### Instructions to follow
Repeat the material exactly, leaving nothing out.

___ Records shown ___

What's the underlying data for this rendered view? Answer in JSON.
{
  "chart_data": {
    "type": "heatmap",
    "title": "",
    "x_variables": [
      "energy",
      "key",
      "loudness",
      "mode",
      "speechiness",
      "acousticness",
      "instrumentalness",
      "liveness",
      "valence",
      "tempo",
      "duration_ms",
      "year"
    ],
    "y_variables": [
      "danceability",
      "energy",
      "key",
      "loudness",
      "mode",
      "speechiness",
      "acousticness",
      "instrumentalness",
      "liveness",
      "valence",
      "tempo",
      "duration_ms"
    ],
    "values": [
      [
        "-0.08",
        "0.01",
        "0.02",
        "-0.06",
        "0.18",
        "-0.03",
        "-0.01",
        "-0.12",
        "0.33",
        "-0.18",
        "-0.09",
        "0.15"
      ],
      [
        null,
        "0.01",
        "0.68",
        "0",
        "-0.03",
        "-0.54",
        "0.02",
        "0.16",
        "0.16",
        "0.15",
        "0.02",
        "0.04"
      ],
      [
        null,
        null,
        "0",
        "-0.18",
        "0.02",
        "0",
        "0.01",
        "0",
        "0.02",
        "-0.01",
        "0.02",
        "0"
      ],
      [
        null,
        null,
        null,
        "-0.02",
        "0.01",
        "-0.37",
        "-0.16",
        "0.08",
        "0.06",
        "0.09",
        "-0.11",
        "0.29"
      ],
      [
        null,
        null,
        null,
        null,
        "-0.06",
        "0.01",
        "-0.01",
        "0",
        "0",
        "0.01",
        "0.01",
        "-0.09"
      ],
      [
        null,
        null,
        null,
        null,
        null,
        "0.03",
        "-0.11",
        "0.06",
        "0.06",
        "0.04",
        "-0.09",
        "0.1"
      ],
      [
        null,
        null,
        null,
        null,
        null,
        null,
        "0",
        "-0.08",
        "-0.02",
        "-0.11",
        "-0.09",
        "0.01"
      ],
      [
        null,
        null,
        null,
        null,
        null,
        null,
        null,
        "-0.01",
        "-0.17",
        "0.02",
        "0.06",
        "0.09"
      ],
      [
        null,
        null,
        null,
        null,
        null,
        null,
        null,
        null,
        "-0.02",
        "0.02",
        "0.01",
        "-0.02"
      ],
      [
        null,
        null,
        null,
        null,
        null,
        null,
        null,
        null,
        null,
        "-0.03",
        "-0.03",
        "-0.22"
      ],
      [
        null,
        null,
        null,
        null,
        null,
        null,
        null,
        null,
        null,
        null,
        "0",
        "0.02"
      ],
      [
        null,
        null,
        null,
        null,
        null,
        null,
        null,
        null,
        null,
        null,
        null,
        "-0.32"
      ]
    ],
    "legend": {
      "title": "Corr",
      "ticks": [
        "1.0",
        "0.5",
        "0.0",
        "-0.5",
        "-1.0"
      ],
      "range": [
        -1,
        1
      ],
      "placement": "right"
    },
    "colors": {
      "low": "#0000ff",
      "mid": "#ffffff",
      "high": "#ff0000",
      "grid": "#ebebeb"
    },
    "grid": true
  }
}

___

### In response
What's the underlying data for this rendered view? Answer in JSON.
{
  "chart_data": {
    "type": "heatmap",
    "title": "",
    "x_variables": [
      "energy",
      "key",
      "loudness",
      "mode",
      "speechiness",
      "acousticness",
      "instrumentalness",
      "liveness",
      "valence",
      "tempo",
      "duration_ms",
      "year"
    ],
    "y_variables": [
      "danceability",
      "energy",
      "key",
      "loudness",
      "mode",
      "speechiness",
      "acousticness",
      "instrumentalness",
      "liveness",
      "valence",
      "tempo",
      "duration_ms"
    ],
    "values": [
      [
        "-0.08",
        "0.01",
        "0.02",
        "-0.06",
        "0.18",
        "-0.03",
        "-0.01",
        "-0.12",
        "0.33",
        "-0.18",
        "-0.09",
        "0.15"
      ],
      [
        null,
        "0.01",
        "0.68",
        "0",
        "-0.03",
        "-0.54",
        "0.02",
        "0.16",
        "0.16",
        "0.15",
        "0.02",
        "0.04"
      ],
      [
        null,
        null,
        "0",
        "-0.18",
        "0.02",
        "0",
        "0.01",
        "0",
        "0.02",
        "-0.01",
        "0.02",
        "0"
      ],
      [
        null,
        null,
        null,
        "-0.02",
        "0.01",
        "-0.37",
        "-0.16",
        "0.08",
        "0.06",
        "0.09",
        "-0.11",
        "0.29"
      ],
      [
        null,
        null,
        null,
        null,
        "-0.06",
        "0.01",
        "-0.01",
        "0",
        "0",
        "0.01",
        "0.01",
        "-0.09"
      ],
      [
        null,
        null,
        null,
        null,
        null,
        "0.03",
        "-0.11",
        "0.06",
        "0.06",
        "0.04",
        "-0.09",
        "0.1"
      ],
      [
        null,
        null,
        null,
        null,
        null,
        null,
        "0",
        "-0.08",
        "-0.02",
        "-0.11",
        "-0.09",
        "0.01"
      ],
      [
        null,
        null,
        null,
        null,
        null,
        null,
        null,
        "-0.01",
        "-0.17",
        "0.02",
        "0.06",
        "0.09"
      ],
      [
        null,
        null,
        null,
        null,
        null,
        null,
        null,
        null,
        "-0.02",
        "0.02",
        "0.01",
        "-0.02"
      ],
      [
        null,
        null,
        null,
        null,
        null,
        null,
        null,
        null,
        null,
        "-0.03",
        "-0.03",
        "-0.22"
      ],
      [
        null,
        null,
        null,
        null,
        null,
        null,
        null,
        null,
        null,
        null,
        "0",
        "0.02"
      ],
      [
        null,
        null,
        null,
        null,
        null,
        null,
        null,
        null,
        null,
        null,
        null,
        "-0.32"
      ]
    ],
    "legend": {
      "title": "Corr",
      "ticks": [
        "1.0",
        "0.5",
        "0.0",
        "-0.5",
        "-1.0"
      ],
      "range": [
        -1,
        1
      ],
      "placement": "right"
    },
    "colors": {
      "low": "#0000ff",
      "mid": "#ffffff",
      "high": "#ff0000",
      "grid": "#ebebeb"
    },
    "grid": true
  }
}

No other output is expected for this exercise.